# YOUR TASK
Output the data below in full, byte for byte. Nothing may differ.

-- begin --

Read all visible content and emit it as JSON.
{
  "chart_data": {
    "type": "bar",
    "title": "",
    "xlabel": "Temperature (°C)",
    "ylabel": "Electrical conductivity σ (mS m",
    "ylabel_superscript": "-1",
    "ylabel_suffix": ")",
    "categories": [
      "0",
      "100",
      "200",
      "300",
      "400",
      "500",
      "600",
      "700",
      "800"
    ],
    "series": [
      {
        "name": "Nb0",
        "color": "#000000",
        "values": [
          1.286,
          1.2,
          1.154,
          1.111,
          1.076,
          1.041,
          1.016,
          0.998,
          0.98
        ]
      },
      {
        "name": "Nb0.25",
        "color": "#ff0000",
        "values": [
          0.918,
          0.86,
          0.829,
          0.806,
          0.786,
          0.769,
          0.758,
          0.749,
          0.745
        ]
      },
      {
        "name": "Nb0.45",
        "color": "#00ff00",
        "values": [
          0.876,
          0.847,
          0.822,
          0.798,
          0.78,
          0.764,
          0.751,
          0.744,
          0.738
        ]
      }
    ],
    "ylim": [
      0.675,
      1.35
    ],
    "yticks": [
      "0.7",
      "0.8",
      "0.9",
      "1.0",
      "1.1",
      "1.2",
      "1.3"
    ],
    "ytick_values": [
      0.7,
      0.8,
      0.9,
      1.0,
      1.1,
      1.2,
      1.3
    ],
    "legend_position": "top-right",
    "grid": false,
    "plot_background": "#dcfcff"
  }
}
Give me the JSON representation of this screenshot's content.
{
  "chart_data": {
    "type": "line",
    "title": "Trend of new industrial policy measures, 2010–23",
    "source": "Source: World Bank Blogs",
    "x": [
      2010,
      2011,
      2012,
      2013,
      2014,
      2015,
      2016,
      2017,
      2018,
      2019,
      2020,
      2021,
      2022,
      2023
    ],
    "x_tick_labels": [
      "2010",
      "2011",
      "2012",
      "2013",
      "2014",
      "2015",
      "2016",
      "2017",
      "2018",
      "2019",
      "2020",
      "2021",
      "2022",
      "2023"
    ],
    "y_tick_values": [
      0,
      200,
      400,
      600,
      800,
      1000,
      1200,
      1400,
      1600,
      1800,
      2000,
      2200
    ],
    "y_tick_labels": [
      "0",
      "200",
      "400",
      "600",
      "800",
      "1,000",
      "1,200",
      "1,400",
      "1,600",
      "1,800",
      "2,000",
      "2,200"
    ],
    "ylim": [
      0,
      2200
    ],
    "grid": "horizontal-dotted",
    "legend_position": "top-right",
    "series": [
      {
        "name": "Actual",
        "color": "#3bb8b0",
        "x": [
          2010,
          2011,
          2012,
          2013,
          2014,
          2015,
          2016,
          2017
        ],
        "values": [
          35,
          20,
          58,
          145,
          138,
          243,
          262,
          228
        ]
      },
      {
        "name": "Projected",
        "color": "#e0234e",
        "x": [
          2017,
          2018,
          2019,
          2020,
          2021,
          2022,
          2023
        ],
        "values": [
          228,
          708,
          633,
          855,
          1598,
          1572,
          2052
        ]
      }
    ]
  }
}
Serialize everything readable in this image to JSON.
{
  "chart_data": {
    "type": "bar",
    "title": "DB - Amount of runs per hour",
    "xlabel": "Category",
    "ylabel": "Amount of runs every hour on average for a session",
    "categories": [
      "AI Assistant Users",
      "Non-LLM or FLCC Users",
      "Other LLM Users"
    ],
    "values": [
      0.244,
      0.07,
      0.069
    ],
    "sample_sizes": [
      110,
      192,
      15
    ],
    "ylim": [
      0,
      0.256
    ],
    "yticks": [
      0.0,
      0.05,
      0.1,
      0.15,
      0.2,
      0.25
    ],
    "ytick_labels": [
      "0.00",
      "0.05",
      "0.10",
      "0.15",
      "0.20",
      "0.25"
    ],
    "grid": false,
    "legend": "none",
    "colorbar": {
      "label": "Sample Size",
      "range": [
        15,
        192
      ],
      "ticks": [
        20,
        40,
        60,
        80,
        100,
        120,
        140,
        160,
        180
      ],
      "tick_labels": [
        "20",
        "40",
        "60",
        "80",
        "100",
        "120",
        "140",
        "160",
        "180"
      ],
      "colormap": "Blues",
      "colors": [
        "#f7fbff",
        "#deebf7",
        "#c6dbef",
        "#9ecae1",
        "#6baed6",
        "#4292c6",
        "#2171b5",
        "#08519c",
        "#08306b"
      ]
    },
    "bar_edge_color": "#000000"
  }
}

-- end --

# RESPONSE TO THIS EXERCISE
Read all visible content and emit it as JSON.
{
  "chart_data": {
    "type": "bar",
    "title": "",
    "xlabel": "Temperature (°C)",
    "ylabel": "Electrical conductivity σ (mS m",
    "ylabel_superscript": "-1",
    "ylabel_suffix": ")",
    "categories": [
      "0",
      "100",
      "200",
      "300",
      "400",
      "500",
      "600",
      "700",
      "800"
    ],
    "series": [
      {
        "name": "Nb0",
        "color": "#000000",
        "values": [
          1.286,
          1.2,
          1.154,
          1.111,
          1.076,
          1.041,
          1.016,
          0.998,
          0.98
        ]
      },
      {
        "name": "Nb0.25",
        "color": "#ff0000",
        "values": [
          0.918,
          0.86,
          0.829,
          0.806,
          0.786,
          0.769,
          0.758,
          0.749,
          0.745
        ]
      },
      {
        "name": "Nb0.45",
        "color": "#00ff00",
        "values": [
          0.876,
          0.847,
          0.822,
          0.798,
          0.78,
          0.764,
          0.751,
          0.744,
          0.738
        ]
      }
    ],
    "ylim": [
      0.675,
      1.35
    ],
    "yticks": [
      "0.7",
      "0.8",
      "0.9",
      "1.0",
      "1.1",
      "1.2",
      "1.3"
    ],
    "ytick_values": [
      0.7,
      0.8,
      0.9,
      1.0,
      1.1,
      1.2,
      1.3
    ],
    "legend_position": "top-right",
    "grid": false,
    "plot_background": "#dcfcff"
  }
}
Give me the JSON representation of this screenshot's content.
{
  "chart_data": {
    "type": "line",
    "title": "Trend of new industrial policy measures, 2010–23",
    "source": "Source: World Bank Blogs",
    "x": [
      2010,
      2011,
      2012,
      2013,
      2014,
      2015,
      2016,
      2017,
      2018,
      2019,
      2020,
      2021,
      2022,
      2023
    ],
    "x_tick_labels": [
      "2010",
      "2011",
      "2012",
      "2013",
      "2014",
      "2015",
      "2016",
      "2017",
      "2018",
      "2019",
      "2020",
      "2021",
      "2022",
      "2023"
    ],
    "y_tick_values": [
      0,
      200,
      400,
      600,
      800,
      1000,
      1200,
      1400,
      1600,
      1800,
      2000,
      2200
    ],
    "y_tick_labels": [
      "0",
      "200",
      "400",
      "600",
      "800",
      "1,000",
      "1,200",
      "1,400",
      "1,600",
      "1,800",
      "2,000",
      "2,200"
    ],
    "ylim": [
      0,
      2200
    ],
    "grid": "horizontal-dotted",
    "legend_position": "top-right",
    "series": [
      {
        "name": "Actual",
        "color": "#3bb8b0",
        "x": [
          2010,
          2011,
          2012,
          2013,
          2014,
          2015,
          2016,
          2017
        ],
        "values": [
          35,
          20,
          58,
          145,
          138,
          243,
          262,
          228
        ]
      },
      {
        "name": "Projected",
        "color": "#e0234e",
        "x": [
          2017,
          2018,
          2019,
          2020,
          2021,
          2022,
          2023
        ],
        "values": [
          228,
          708,
          633,
          855,
          1598,
          1572,
          2052
        ]
      }
    ]
  }
}
Serialize everything readable in this image to JSON.
{
  "chart_data": {
    "type": "bar",
    "title": "DB - Amount of runs per hour",
    "xlabel": "Category",
    "ylabel": "Amount of runs every hour on average for a session",
    "categories": [
      "AI Assistant Users",
      "Non-LLM or FLCC Users",
      "Other LLM Users"
    ],
    "values": [
      0.244,
      0.07,
      0.069
    ],
    "sample_sizes": [
      110,
      192,
      15
    ],
    "ylim": [
      0,
      0.256
    ],
    "yticks": [
      0.0,
      0.05,
      0.1,
      0.15,
      0.2,
      0.25
    ],
    "ytick_labels": [
      "0.00",
      "0.05",
      "0.10",
      "0.15",
      "0.20",
      "0.25"
    ],
    "grid": false,
    "legend": "none",
    "colorbar": {
      "label": "Sample Size",
      "range": [
        15,
        192
      ],
      "ticks": [
        20,
        40,
        60,
        80,
        100,
        120,
        140,
        160,
        180
      ],
      "tick_labels": [
        "20",
        "40",
        "60",
        "80",
        "100",
        "120",
        "140",
        "160",
        "180"
      ],
      "colormap": "Blues",
      "colors": [
        "#f7fbff",
        "#deebf7",
        "#c6dbef",
        "#9ecae1",
        "#6baed6",
        "#4292c6",
        "#2171b5",
        "#08519c",
        "#08306b"
      ]
    },
    "bar_edge_color": "#000000"
  }
}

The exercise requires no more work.